== Consignes ==
(a) D'après le passage, depuis combien de temps la direction du PQ s'éloigne-t-elle de la réalisation de la souveraineté ?
(b) Résumez le passage en deux phrases.

La première conséquence de l’adoption de cette idée par le PQ est de venir ajouter une énième couche à la confusion et aux ambiguités qui règnent déjà dans son programme. Et ce, depuis les fameuses «conditions gagnantes» de Lucien Bouchard.

Ce flou, résumons-le ainsi: il y aura un référendum si nécessaire, mais pas nécessairement un référendum. Ce qui dédouane également la direction du parti, une fois au pouvoir, de prendre les moyens nécessaires, démocratiques et légitimes pour enclencher un processus de promotion de son option et de préparation d’un éventuel référendum.

Si des militants et des députés, en toute bonne foi, ont cru que les RIP allaient ajouter du muscle à la «gouvernance souverainiste» de leur chef, ils risquent d’avoir le réveil difficile lorsque la poussière retombera.

De fait, lorsqu’on ajoute les RIP à la «gouvernance souverainiste»  enchâssée dans le programme adopté l’an dernier en congrès, les électeurs se retrouveront face à un flou de moins en moins artistique quant à une réalisation de la souveraineté dont s’éloigne peu à peu la direction du PQ depuis quinze ans déjà.

Ce qui est sorti de ce conseil national sur l’option du PQ en fera perdre son latin aux plus sophistiqués des exégètes politiques.

Listes de localisation des éléments
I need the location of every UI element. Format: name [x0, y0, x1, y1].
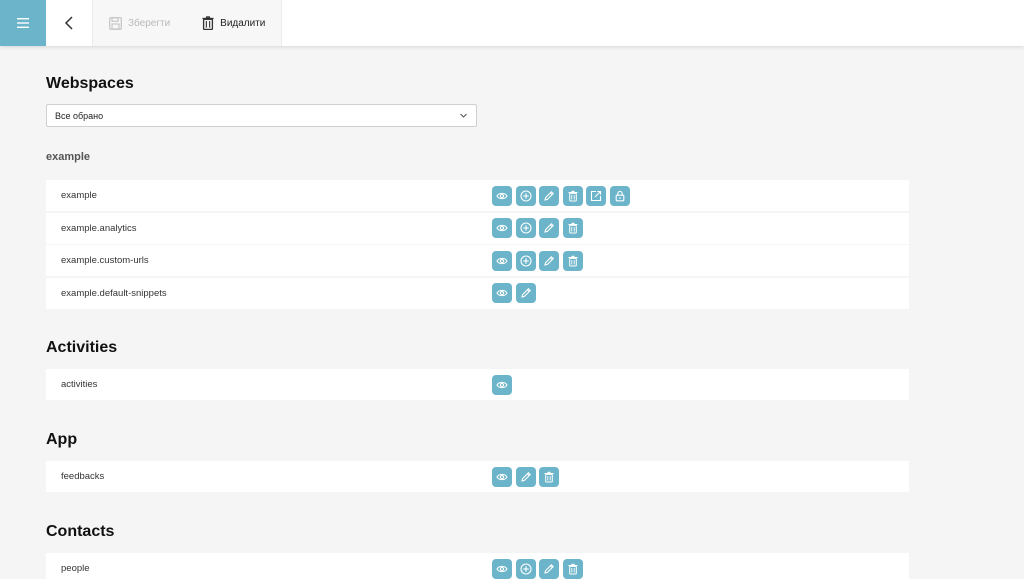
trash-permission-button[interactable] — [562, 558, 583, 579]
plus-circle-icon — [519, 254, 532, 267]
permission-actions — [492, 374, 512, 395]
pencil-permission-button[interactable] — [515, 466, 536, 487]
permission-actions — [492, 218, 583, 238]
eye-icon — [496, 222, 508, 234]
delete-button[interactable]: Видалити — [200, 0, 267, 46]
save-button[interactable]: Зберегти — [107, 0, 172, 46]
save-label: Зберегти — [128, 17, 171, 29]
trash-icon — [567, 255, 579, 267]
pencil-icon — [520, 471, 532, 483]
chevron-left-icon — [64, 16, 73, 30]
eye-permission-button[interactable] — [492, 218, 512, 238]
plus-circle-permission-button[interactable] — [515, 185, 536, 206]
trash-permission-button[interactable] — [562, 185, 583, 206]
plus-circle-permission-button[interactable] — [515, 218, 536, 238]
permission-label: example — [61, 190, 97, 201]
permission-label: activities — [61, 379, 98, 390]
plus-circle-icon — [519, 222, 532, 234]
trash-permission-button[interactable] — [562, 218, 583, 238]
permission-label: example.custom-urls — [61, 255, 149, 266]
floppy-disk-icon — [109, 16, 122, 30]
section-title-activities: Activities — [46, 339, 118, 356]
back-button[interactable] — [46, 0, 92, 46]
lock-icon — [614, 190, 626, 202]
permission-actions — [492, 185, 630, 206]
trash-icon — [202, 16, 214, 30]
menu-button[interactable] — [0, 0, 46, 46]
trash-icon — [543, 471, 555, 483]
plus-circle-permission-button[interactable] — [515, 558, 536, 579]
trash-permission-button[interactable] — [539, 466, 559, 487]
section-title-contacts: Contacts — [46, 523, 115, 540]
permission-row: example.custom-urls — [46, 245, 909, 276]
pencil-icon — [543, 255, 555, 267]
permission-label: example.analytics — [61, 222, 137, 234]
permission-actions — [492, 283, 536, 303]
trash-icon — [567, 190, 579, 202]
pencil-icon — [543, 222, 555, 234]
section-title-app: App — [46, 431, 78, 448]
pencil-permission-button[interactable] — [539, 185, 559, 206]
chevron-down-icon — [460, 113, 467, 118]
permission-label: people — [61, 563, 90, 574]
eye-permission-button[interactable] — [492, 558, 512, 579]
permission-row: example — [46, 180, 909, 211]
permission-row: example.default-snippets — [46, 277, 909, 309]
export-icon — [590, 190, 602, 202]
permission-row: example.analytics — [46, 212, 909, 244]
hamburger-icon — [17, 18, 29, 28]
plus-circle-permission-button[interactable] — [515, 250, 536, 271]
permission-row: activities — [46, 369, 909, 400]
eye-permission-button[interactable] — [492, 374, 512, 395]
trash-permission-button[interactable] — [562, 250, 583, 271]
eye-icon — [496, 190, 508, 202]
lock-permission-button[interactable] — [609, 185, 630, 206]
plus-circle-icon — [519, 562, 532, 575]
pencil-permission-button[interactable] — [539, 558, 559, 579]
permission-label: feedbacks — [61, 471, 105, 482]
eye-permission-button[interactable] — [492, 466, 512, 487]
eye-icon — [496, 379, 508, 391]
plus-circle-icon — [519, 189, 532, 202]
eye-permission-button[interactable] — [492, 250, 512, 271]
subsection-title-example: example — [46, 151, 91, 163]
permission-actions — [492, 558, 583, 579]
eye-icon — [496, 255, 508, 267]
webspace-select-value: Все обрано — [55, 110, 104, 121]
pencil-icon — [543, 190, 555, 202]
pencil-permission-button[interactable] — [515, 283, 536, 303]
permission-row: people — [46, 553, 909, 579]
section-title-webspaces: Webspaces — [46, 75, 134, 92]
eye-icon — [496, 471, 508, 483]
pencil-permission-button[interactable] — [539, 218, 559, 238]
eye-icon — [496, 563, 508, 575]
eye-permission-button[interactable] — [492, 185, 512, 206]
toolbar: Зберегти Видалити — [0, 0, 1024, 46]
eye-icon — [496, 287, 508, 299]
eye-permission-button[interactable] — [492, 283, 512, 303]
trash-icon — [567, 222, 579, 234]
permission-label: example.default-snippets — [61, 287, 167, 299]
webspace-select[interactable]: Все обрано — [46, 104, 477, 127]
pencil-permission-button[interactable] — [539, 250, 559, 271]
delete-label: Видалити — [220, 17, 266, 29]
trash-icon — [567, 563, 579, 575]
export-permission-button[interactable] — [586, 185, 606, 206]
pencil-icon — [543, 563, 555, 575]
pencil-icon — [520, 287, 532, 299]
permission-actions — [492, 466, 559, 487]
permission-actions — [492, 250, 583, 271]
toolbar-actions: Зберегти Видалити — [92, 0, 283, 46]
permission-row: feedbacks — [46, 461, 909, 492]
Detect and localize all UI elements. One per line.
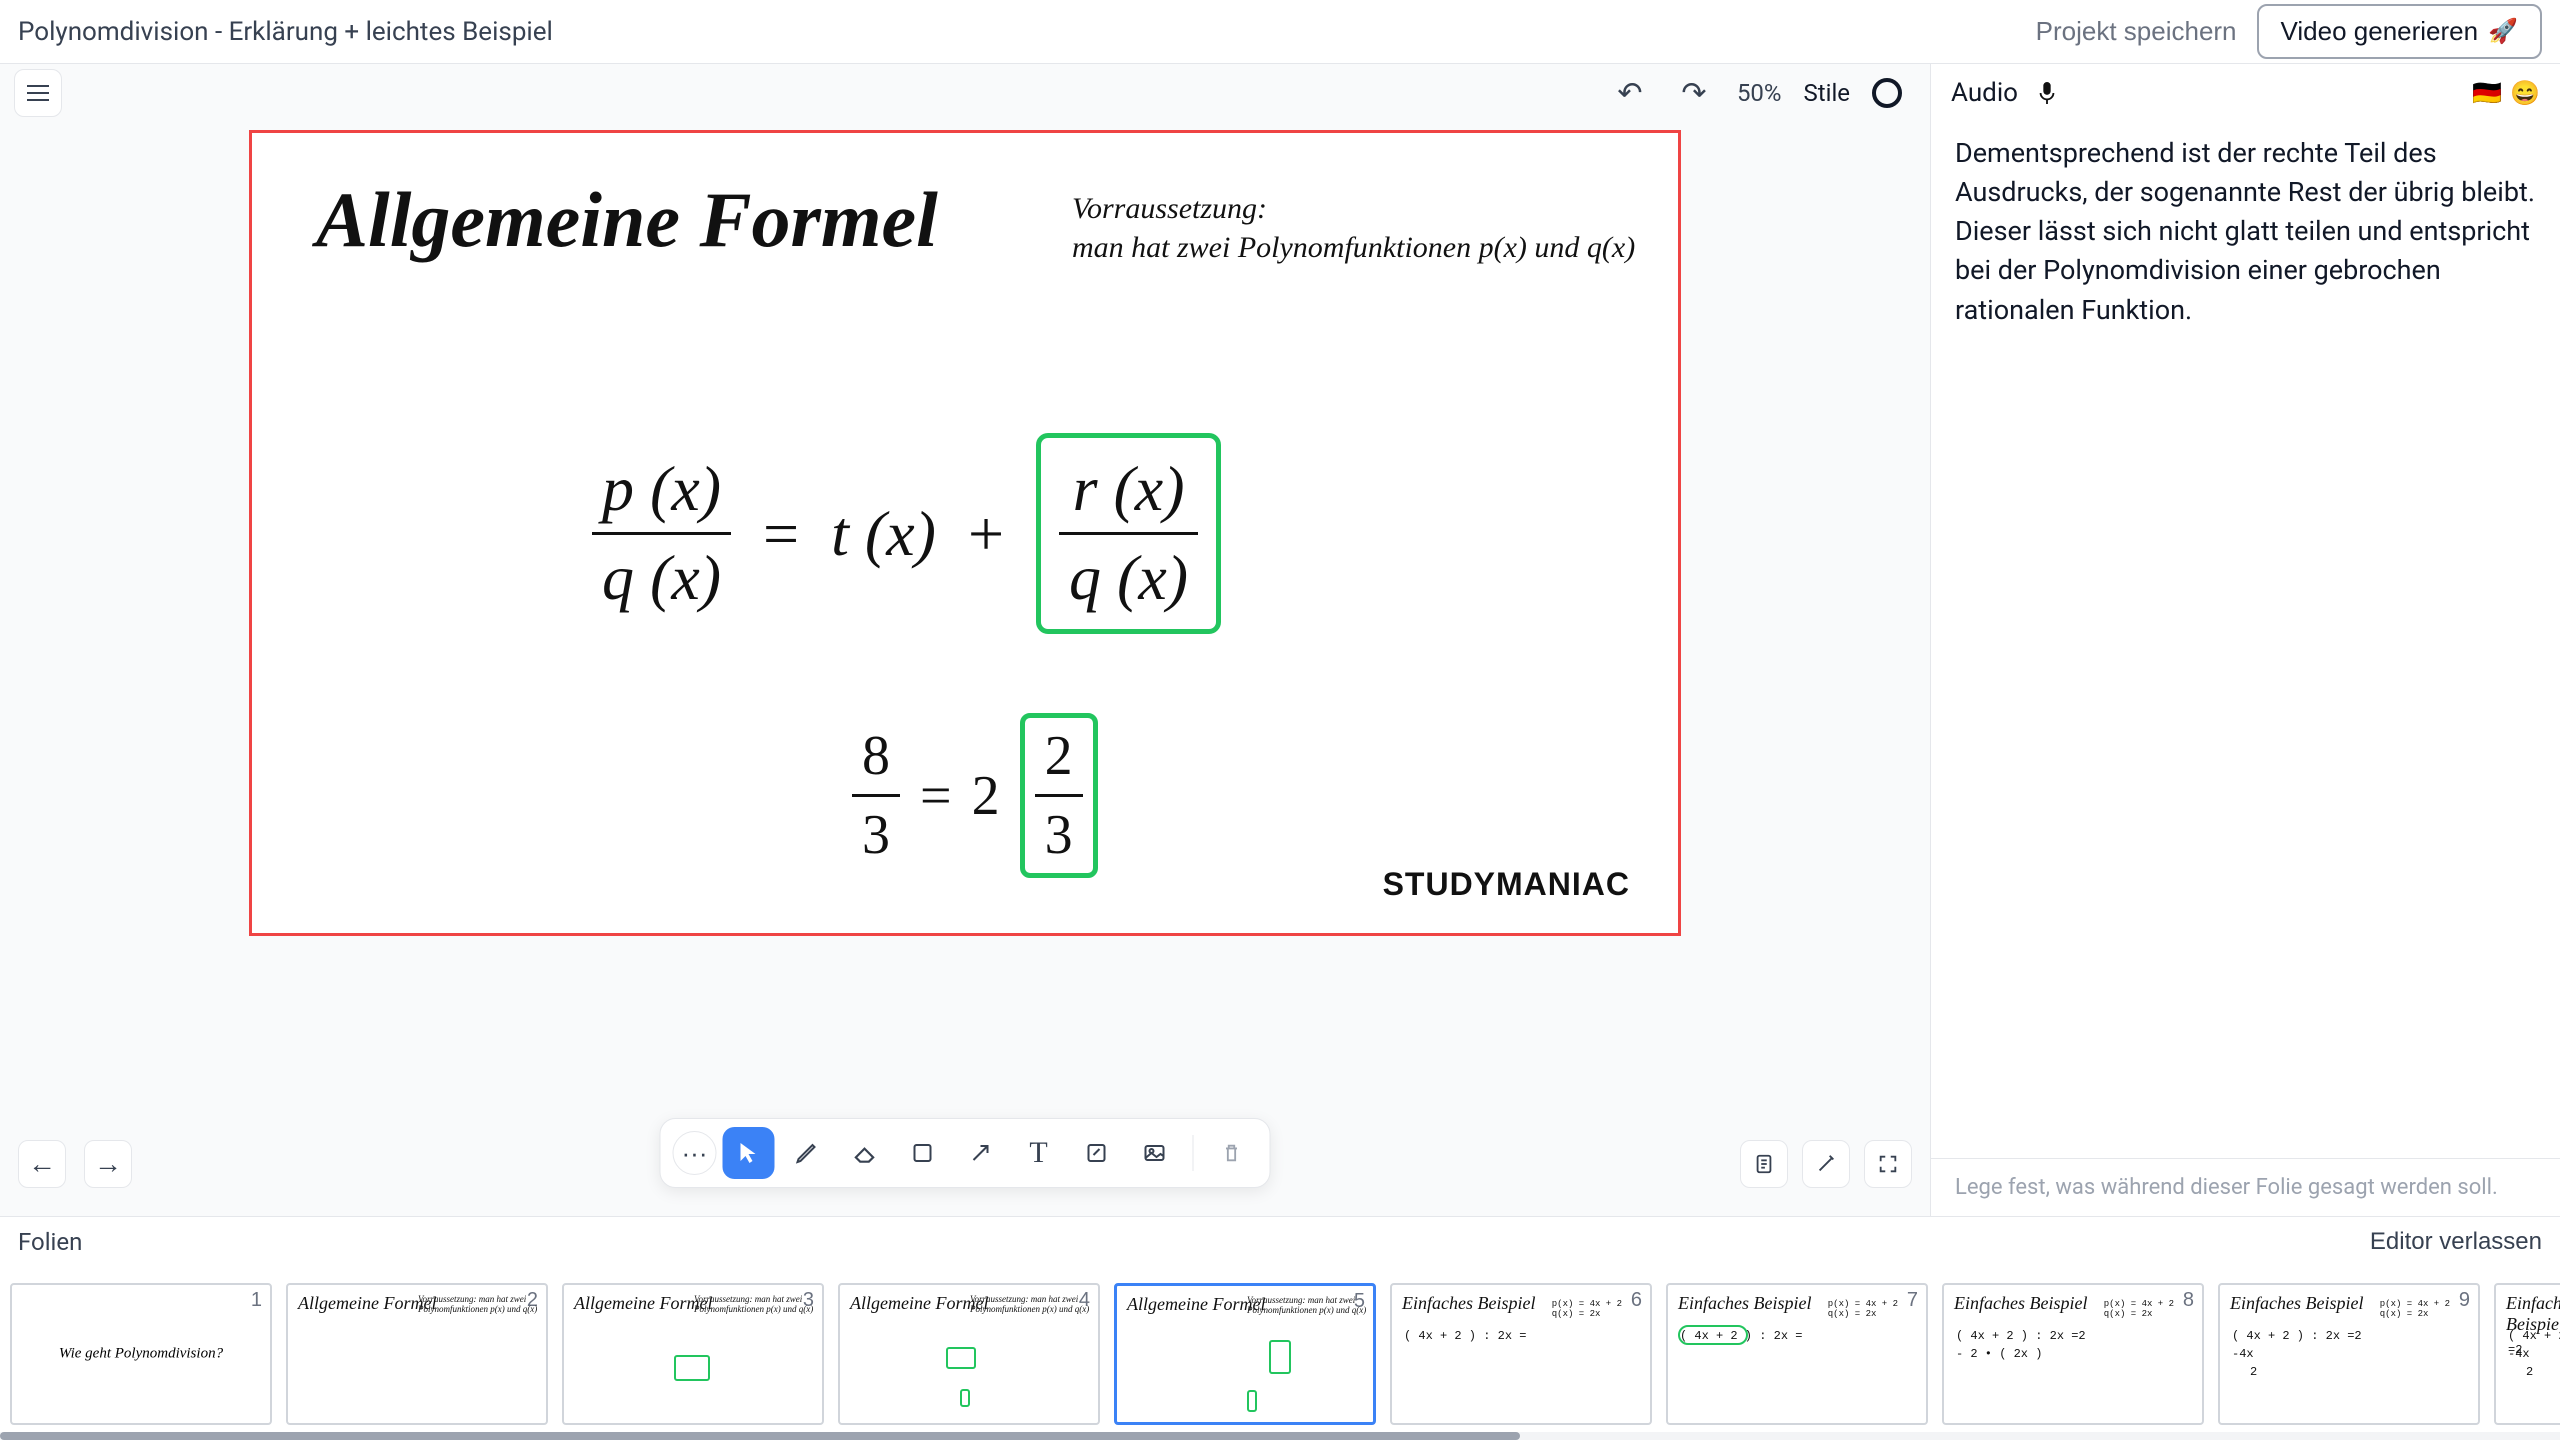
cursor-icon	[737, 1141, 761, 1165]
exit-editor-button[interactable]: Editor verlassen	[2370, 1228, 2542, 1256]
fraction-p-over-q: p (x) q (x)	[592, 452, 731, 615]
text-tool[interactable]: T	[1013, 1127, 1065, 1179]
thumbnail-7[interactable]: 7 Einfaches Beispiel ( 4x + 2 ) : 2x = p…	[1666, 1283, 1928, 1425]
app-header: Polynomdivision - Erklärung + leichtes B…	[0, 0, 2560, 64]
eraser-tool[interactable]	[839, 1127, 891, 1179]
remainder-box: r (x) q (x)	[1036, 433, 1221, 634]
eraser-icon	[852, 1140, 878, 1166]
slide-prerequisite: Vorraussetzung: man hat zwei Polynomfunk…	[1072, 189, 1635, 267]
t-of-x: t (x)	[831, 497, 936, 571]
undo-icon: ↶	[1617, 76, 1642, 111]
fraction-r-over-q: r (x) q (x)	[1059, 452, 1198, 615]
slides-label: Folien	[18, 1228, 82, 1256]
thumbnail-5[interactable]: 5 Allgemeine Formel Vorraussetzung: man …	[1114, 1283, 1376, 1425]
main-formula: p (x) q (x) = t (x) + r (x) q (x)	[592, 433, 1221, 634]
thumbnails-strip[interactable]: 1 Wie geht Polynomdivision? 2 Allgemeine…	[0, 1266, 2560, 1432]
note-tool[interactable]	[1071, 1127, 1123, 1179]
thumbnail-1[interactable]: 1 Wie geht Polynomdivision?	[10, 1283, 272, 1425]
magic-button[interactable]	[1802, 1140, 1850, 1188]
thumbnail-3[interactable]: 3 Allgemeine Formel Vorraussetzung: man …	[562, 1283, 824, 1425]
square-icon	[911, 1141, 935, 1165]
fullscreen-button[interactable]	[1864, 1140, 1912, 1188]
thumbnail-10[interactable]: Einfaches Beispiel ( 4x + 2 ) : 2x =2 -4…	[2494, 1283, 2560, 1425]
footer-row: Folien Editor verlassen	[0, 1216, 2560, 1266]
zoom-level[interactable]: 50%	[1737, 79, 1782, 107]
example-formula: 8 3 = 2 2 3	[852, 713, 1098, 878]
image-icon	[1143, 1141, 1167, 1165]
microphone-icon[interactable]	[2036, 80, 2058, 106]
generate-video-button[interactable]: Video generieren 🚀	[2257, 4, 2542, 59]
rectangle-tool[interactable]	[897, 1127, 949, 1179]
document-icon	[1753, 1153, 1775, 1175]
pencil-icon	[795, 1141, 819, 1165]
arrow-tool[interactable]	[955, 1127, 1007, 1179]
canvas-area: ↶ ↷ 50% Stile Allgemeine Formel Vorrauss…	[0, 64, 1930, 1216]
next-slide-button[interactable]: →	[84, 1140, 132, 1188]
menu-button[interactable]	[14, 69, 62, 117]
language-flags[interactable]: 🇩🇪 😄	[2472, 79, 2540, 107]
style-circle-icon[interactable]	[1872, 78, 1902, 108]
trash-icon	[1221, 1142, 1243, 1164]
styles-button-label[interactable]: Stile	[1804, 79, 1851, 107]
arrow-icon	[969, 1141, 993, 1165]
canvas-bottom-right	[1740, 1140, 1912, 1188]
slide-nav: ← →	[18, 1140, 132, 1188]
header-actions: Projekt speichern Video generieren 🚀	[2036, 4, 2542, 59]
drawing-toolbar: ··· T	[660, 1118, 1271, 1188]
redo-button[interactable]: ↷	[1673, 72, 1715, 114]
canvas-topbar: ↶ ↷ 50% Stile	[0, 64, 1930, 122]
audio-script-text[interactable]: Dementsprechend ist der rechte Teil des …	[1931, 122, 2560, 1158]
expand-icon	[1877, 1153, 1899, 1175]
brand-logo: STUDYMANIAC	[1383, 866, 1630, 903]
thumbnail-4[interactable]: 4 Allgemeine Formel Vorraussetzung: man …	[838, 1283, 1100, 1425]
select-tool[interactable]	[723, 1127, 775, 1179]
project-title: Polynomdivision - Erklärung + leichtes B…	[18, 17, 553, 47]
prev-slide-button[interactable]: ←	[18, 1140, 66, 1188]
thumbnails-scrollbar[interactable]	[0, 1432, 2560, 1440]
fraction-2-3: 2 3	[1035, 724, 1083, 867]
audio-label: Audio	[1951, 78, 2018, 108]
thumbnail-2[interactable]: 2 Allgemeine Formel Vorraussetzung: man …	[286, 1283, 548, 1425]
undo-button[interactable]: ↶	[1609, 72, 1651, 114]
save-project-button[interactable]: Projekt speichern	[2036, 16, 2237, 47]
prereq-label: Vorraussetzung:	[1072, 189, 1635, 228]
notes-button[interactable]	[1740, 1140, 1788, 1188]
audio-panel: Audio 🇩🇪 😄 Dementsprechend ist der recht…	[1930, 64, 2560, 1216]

== Réponses fournies ==
(a) Depuis quinze ans.

(b) L'adoption des RIP par le PQ ajoute à la confusion de son programme, présente depuis les « conditions gagnantes » de Lucien Bouchard, et dispense la direction, une fois au pouvoir, de prendre les moyens de promouvoir son option et de préparer un éventuel référendum. Combinés à la « gouvernance souverainiste » adoptée l'an dernier, les RIP laissent les électeurs face à un flou croissant sur une souveraineté dont la direction s'éloigne depuis quinze ans.